19. Oktober 2015

Deutsche Kreditwirtschaft zum Jahresbericht des Normenkontrollrats: Weitere Schritte zum Bürokratieabbau erforderlich

Anlässlich der Übergabe des Jahresberichtes „Chancen für Kostensenkung verbessert. Digitale Chancen tatsächlich nutzen“ durch den Normenkontrollrat an die Bundeskanzlerin fordert die Deutsche Kreditwirtschaft die Bundesregierung auf, ihre Anstrengungen, Bürokratiekosten zu senken, konsequent fortzusetzen.

------

__Zu erledigende Aufgaben__.
1. Zählen Sie alle Organisationen und Ämter auf, die in der Meldung zum Bürokratieabbau genannt werden.
2. Greifen Sie die Meldung zum Bürokratieabbau auf und schreiben Sie sie im Anschluss an ihren letzten Satz weiter.

------

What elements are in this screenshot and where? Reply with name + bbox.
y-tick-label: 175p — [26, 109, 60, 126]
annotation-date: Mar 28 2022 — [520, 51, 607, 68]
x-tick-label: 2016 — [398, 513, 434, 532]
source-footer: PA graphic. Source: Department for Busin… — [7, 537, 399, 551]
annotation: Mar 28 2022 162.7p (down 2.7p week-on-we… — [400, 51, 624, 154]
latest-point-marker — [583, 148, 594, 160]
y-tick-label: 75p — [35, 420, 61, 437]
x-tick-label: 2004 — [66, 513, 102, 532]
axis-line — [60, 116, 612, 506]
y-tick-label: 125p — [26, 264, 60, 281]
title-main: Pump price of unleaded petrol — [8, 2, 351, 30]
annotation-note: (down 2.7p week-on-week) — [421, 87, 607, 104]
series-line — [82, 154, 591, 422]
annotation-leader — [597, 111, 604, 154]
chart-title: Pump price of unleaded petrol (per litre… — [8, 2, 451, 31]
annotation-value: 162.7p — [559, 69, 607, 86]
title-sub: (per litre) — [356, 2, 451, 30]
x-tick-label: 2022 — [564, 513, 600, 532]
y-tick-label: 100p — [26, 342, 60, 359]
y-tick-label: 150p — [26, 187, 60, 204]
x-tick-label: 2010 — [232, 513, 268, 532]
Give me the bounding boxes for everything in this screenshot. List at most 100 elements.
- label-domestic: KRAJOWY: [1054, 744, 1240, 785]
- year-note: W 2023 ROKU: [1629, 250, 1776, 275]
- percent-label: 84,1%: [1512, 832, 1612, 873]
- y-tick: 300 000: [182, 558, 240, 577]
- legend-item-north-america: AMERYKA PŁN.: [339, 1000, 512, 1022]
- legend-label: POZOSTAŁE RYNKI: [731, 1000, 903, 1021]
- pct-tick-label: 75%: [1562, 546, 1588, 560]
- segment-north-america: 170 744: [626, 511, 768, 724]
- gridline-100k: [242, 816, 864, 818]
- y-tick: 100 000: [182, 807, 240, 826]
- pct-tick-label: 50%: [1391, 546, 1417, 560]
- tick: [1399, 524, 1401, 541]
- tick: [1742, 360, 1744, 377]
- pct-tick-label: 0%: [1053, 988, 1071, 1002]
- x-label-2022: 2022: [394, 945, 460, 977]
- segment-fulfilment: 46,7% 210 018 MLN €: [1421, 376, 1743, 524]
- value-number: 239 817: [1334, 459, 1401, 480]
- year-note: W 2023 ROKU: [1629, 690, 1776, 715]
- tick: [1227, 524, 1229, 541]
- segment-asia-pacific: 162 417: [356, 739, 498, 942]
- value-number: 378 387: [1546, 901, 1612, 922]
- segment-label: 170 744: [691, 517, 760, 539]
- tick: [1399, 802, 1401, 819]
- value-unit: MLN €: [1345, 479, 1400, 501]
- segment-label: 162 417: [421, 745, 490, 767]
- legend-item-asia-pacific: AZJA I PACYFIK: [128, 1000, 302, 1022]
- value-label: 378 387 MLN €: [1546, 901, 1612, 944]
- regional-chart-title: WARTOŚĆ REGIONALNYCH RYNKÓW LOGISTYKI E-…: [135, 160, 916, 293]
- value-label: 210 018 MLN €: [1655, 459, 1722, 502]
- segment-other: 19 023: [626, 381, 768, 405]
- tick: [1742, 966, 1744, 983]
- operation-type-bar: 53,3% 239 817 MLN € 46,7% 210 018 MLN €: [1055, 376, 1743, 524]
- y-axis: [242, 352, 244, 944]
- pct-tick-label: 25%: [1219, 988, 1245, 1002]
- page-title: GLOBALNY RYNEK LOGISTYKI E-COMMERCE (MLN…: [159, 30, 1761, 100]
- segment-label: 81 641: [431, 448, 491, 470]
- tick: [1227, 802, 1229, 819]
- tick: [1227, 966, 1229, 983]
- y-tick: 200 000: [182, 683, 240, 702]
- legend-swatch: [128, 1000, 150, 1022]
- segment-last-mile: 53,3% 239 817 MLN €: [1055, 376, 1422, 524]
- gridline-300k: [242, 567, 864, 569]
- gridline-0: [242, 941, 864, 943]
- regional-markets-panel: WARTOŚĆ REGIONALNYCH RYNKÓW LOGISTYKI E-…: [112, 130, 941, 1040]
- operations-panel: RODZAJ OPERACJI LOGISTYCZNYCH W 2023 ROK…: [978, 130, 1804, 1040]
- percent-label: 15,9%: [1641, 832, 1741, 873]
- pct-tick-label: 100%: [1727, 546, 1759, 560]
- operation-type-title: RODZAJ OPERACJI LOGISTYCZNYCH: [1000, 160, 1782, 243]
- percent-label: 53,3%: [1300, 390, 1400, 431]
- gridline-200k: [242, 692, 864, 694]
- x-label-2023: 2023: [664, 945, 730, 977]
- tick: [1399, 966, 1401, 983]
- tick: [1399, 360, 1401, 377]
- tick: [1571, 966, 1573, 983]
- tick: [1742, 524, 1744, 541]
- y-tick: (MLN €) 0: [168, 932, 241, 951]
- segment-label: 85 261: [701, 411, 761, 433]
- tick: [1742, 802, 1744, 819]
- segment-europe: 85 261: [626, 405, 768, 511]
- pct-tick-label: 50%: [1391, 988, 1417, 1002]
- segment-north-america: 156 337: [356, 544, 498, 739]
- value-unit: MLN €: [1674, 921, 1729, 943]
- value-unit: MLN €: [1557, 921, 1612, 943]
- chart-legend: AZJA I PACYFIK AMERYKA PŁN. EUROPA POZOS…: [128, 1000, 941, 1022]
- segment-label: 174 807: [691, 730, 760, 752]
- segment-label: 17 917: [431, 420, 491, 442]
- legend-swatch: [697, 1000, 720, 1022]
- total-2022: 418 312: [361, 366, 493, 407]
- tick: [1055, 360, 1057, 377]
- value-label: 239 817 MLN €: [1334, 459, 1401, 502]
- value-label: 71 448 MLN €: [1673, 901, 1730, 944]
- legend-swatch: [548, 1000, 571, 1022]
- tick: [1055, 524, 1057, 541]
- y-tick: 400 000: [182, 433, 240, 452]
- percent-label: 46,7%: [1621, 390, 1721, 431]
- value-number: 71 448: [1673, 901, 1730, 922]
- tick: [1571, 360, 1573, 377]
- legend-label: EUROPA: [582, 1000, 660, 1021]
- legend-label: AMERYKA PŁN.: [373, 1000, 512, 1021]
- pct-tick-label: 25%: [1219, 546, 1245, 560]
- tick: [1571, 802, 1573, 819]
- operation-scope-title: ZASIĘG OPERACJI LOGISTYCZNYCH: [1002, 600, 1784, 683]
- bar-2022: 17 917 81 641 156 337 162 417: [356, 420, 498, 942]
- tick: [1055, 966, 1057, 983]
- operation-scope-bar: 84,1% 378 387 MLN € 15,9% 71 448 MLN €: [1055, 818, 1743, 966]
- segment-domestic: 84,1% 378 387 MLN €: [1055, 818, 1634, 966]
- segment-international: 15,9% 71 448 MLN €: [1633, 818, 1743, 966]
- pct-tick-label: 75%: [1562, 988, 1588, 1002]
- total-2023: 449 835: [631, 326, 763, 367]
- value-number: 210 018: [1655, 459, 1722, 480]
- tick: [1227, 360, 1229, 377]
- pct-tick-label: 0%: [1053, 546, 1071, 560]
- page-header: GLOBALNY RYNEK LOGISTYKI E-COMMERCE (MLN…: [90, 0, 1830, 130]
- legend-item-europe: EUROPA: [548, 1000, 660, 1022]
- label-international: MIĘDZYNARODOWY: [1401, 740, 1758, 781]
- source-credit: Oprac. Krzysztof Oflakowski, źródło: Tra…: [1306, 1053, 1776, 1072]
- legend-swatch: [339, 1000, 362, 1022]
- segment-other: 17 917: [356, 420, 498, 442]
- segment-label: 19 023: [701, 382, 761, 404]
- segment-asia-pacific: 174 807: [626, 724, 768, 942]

------

__Erteilte Antworten__.
1. Deutsche Kreditwirtschaft, Normenkontrollrat, Bundeskanzlerin, Bundesregierung

2.
Ziel muss es weiterhin sein, Bürokratie abzubauen und nicht lediglich den zusätzlichen Aufbau von Bürokratie zu verhindern. Die Deutsche Kreditwirtschaft fordert die Bundesregierung daher auf, die neue „one in one out“-Regel effizient zu nutzen, d.h. für eine gesetzliche Regelung, die die Wirtschaft unmittelbar belastet, muss an anderer Stelle eine gleich hohe Entlastung für die Wirtschaft geschaffen werden. Dies könnte aus Sicht der Deutschen Kreditwirtschaft helfen, die überproportional hohe Belastung gerade der kleinen und mittelständischen Unternehmen und Kreditinstitute zu reduzieren. Unter den fünf Regelungsvorhaben mit den größten jährlichen Belastungen für die Wirtschaft im Zeitraum von Juli 2014 bis Juni 2015 entfielen allein drei Regelungsvorhaben auf die Finanzwirtschaft, davon mit dem Kleinanlegerschutz und dem Gesetz zur Umsetzung der EU-Wohnimmobilienkreditrichtlinie zwei auf die Kreditwirtschaft. 
 
Die Deutsche Kreditwirtschaft teilt die Einschätzung des Normenkontrollrats, dass eine kontinuierliche Auswertung des Zusammenwirkens von Regulierungs- und Aufsichtsmaßnahmen im Finanzmarkt wichtig ist. So können frühzeitig und nachhaltig eventuelle Fehlentwicklungen aufgezeigt und Anpassungs- und Korrekturmaßnahmen zeitnah vorgenommen werden.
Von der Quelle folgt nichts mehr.